Work to complete ::
Return each line that holds the word "مادة".

A block of data
════════════════

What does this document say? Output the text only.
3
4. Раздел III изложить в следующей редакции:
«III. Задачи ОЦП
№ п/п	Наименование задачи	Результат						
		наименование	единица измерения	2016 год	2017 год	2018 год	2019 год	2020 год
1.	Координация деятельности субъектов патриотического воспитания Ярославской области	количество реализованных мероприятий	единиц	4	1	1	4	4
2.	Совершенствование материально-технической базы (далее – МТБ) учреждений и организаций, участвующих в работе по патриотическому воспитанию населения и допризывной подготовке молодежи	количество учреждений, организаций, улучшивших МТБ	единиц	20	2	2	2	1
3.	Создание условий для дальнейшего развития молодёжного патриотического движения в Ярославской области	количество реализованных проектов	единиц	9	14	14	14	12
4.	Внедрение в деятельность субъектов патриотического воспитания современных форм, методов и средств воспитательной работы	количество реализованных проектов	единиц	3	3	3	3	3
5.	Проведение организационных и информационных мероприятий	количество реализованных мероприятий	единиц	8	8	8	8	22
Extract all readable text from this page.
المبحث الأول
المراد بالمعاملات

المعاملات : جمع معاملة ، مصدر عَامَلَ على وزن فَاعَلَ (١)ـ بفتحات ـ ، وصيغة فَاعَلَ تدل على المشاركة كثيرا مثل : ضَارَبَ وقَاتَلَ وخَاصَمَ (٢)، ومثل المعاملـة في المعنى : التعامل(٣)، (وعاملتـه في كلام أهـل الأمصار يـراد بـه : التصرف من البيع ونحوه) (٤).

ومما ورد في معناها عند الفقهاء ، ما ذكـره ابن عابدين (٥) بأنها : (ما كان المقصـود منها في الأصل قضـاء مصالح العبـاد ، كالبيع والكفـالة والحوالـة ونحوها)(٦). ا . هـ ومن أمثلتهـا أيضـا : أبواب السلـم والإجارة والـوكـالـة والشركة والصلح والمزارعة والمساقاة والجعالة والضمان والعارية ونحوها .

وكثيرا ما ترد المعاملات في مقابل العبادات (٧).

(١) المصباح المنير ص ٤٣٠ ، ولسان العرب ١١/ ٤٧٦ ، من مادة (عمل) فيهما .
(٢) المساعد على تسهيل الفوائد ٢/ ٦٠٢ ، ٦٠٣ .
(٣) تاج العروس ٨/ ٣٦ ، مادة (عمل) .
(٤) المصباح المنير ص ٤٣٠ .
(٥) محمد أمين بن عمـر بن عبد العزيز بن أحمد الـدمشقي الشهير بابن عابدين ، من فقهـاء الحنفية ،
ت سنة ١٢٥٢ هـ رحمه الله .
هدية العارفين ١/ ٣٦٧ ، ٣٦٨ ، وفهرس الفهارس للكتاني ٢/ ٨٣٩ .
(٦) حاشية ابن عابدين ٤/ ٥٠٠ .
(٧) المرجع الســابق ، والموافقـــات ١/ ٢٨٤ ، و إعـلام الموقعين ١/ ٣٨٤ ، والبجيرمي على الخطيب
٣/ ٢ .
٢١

════════════════

Result for this exercise ::
(١) المصباح المنير ص ٤٣٠ ، ولسان العرب ١١/ ٤٧٦ ، من مادة (عمل) فيهما .
(٣) تاج العروس ٨/ ٣٦ ، مادة (عمل) .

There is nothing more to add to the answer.